◆ **Short exercise A**
From the dog-play post, list the kinds of animals that got attention tonight.
◆ **Short exercise B**
Reproduce the dog-play post word for word, starting at "And that classic" and ending at "It’s mah birfday!".

[Passage provided start]

Monthly Archives: August 2007

A little dog action

First week of school — satisfying and exhausting all at once. The livestock, of course, have been feeling deserted and unloved since I’m suddenly gone 6-8 hours a day after being home all summer. So tonight, after some quality parrot time and a good brushing for the cats, I played with the dogs and got a few pics.

Most of the pics are of Violet, the little dog I adopted last spring. She continues to blossom here at Chez Schaechterle. In the last few weeks, she’s started playing, both wrestling gently with my hand and playing growly tug of war with one of Ricky’s old, de-squeeked plush toys. And this week, she’s had two breakthroughs. First, we learned she likes to catch, snatching the toy out of the air when it’s tossed over her head. Second, and even better, just yesterday and today she picked up the toy and came to find me, rather than me initiating all our play time. Pretty nifty.

Enjoy the pics (click to embiggen).

Here’s her “come hither and play” look:


And that classic terrier play pose, butt in air:


Here you can see how hard she’s tugging. Check out that flapping ear action:


And here’s Ricky asking for a bit of play, since Violet’s getting all the attention:


And getting his wish:



It’s mah birfday!

[Passage provided end]
[Excerpted data start]

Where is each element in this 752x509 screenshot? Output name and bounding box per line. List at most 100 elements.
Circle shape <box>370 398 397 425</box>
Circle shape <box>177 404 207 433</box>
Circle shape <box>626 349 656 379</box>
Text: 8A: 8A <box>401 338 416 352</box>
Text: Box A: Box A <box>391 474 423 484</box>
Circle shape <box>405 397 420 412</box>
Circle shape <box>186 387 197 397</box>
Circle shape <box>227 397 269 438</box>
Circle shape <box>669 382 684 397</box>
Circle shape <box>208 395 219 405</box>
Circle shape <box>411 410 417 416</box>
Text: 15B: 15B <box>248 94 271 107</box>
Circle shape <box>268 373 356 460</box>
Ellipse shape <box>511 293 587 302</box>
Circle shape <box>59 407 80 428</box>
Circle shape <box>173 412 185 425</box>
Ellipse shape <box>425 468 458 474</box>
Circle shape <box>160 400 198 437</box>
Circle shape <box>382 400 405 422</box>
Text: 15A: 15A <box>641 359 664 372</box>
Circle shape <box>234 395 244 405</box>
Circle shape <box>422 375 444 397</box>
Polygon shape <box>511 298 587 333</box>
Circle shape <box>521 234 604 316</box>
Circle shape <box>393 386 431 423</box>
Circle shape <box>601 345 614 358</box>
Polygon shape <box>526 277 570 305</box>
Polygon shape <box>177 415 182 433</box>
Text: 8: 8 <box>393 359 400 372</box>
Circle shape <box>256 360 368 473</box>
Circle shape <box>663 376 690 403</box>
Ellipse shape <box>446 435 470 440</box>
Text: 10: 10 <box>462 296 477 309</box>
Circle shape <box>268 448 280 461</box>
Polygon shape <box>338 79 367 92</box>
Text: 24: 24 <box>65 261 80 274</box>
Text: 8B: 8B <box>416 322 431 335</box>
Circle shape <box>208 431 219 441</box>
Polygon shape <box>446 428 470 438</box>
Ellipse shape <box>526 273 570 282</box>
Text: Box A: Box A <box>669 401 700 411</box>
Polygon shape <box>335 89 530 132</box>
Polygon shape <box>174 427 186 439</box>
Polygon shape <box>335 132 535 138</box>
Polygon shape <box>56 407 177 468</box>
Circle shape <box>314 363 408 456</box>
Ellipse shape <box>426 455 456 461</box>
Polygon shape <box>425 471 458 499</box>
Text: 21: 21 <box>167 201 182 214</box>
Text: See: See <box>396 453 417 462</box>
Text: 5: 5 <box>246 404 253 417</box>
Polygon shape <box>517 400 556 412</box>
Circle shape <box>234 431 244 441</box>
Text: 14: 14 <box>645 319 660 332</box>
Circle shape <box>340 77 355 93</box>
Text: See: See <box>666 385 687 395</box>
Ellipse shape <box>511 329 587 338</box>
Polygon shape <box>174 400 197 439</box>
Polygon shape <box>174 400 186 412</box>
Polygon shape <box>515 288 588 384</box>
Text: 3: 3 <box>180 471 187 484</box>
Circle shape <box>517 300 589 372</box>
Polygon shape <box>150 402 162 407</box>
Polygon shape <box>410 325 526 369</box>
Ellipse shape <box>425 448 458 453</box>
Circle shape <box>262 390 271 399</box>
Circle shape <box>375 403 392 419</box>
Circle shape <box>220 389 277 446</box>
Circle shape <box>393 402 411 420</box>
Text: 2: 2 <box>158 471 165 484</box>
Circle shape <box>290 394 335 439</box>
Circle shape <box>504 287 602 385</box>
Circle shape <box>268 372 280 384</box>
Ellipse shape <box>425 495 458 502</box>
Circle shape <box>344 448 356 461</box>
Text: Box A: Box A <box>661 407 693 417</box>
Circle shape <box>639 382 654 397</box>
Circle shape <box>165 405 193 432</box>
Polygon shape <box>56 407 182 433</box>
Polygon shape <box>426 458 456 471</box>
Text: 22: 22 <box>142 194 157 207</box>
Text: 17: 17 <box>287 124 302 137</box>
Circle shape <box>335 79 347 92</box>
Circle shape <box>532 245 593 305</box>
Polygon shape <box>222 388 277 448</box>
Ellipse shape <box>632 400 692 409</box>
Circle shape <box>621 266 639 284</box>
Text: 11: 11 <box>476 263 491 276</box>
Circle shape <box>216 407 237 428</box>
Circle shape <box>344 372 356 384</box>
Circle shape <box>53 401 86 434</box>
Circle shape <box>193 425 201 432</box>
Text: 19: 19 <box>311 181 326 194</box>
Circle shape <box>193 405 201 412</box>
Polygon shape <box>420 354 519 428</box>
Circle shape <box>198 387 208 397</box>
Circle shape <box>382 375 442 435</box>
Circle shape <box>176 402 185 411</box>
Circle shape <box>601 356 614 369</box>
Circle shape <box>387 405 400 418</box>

[Excerpted data end]

◆ **Written solution A**
- Parrot
- Cats
- Dogs

◆ **Written solution B**
And that classic terrier play pose, butt in air:


Here you can see how hard she’s tugging. Check out that flapping ear action:


And here’s Ricky asking for a bit of play, since Violet’s getting all the attention:


And getting his wish:



It’s mah birfday!